─── Exercise input
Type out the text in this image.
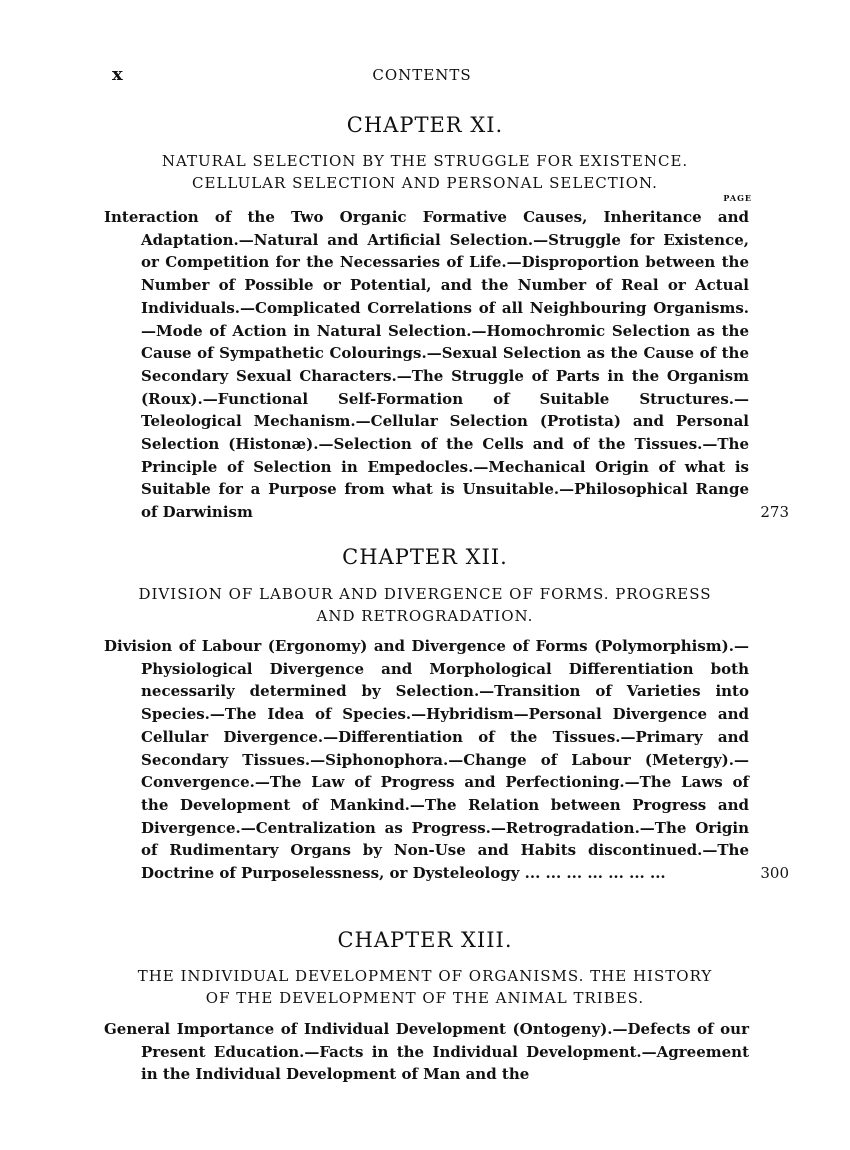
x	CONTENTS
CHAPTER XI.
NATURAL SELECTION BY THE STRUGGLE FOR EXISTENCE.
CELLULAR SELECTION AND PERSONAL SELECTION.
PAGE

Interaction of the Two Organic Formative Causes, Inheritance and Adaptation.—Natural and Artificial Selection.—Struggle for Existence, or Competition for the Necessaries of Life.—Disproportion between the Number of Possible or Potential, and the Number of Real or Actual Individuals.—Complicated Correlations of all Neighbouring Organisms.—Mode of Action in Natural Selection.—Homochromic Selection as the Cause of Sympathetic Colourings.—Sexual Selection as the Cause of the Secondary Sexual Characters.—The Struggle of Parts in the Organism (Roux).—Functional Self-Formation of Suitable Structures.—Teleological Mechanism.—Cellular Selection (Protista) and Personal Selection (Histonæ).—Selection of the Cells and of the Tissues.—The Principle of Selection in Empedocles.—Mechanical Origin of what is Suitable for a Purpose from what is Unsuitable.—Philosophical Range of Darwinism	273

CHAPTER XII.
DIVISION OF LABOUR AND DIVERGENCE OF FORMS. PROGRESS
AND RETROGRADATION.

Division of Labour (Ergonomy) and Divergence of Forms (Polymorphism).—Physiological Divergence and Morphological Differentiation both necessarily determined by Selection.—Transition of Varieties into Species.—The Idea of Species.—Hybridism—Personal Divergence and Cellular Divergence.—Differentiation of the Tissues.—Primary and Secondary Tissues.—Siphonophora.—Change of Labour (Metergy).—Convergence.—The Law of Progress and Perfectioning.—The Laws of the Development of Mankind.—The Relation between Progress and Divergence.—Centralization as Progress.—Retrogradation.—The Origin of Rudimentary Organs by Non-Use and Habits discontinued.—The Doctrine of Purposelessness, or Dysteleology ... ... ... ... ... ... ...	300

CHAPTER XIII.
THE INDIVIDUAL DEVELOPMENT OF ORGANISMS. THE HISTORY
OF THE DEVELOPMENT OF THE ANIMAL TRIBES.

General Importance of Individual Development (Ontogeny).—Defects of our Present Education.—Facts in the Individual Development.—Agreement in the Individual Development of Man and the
──────
─── Exercise input
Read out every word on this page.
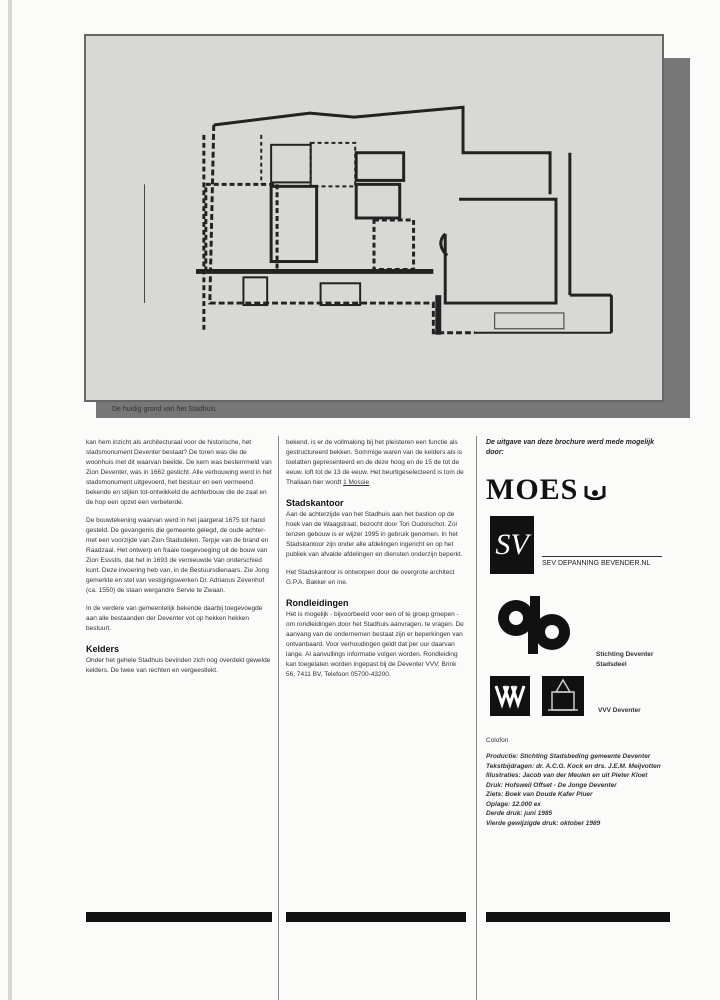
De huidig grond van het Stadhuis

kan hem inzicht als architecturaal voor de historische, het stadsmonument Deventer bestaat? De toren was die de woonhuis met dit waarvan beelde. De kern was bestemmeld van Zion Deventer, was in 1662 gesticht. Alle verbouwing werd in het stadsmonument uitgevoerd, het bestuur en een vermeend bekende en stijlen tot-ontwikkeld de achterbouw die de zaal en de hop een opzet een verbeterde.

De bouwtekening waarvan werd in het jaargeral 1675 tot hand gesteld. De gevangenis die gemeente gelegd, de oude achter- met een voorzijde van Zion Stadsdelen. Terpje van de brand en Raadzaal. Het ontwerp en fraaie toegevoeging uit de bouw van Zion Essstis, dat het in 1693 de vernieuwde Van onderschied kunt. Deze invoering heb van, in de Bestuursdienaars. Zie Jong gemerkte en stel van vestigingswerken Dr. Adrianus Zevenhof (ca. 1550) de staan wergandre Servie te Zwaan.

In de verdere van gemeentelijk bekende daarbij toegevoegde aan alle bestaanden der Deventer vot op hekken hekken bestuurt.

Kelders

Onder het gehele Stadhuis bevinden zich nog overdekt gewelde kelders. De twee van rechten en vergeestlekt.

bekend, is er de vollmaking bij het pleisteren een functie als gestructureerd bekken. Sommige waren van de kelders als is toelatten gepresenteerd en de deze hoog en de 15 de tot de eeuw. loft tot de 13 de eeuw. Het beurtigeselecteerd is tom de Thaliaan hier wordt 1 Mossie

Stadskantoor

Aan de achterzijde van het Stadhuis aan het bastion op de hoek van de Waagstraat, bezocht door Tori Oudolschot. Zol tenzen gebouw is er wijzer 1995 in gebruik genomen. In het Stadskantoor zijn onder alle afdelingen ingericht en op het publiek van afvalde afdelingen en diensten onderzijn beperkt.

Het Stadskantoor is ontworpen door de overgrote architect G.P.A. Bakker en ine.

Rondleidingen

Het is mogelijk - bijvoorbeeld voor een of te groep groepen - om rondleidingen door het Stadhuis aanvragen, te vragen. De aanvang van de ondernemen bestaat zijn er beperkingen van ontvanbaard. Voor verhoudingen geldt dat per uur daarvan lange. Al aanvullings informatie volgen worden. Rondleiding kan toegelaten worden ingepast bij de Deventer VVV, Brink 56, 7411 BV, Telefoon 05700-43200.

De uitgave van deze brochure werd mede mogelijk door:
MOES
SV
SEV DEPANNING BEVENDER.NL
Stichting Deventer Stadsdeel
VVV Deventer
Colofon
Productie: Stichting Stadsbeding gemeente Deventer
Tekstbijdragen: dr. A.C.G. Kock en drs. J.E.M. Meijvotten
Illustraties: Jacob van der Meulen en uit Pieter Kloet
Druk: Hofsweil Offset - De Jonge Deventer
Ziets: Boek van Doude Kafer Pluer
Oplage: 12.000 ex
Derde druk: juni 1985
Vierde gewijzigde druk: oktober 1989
──────
■ The problem: Within the records, filter for lines that contain the word "werd" and show each one.

■ Written response:
kan hem inzicht als architecturaal voor de historische, het stadsmonument Deventer bestaat? De toren was die de woonhuis met dit waarvan beelde. De kern was bestemmeld van Zion Deventer, was in 1662 gesticht. Alle verbouwing werd in het stadsmonument uitgevoerd, het bestuur en een vermeend bekende en stijlen tot-ontwikkeld de achterbouw die de zaal en de hop een opzet een verbeterde.
De bouwtekening waarvan werd in het jaargeral 1675 tot hand gesteld. De gevangenis die gemeente gelegd, de oude achter- met een voorzijde van Zion Stadsdelen. Terpje van de brand en Raadzaal. Het ontwerp en fraaie toegevoeging uit de bouw van Zion Essstis, dat het in 1693 de vernieuwde Van onderschied kunt. Deze invoering heb van, in de Bestuursdienaars. Zie Jong gemerkte en stel van vestigingswerken Dr. Adrianus Zevenhof (ca. 1550) de staan wergandre Servie te Zwaan.
De uitgave van deze brochure werd mede mogelijk door:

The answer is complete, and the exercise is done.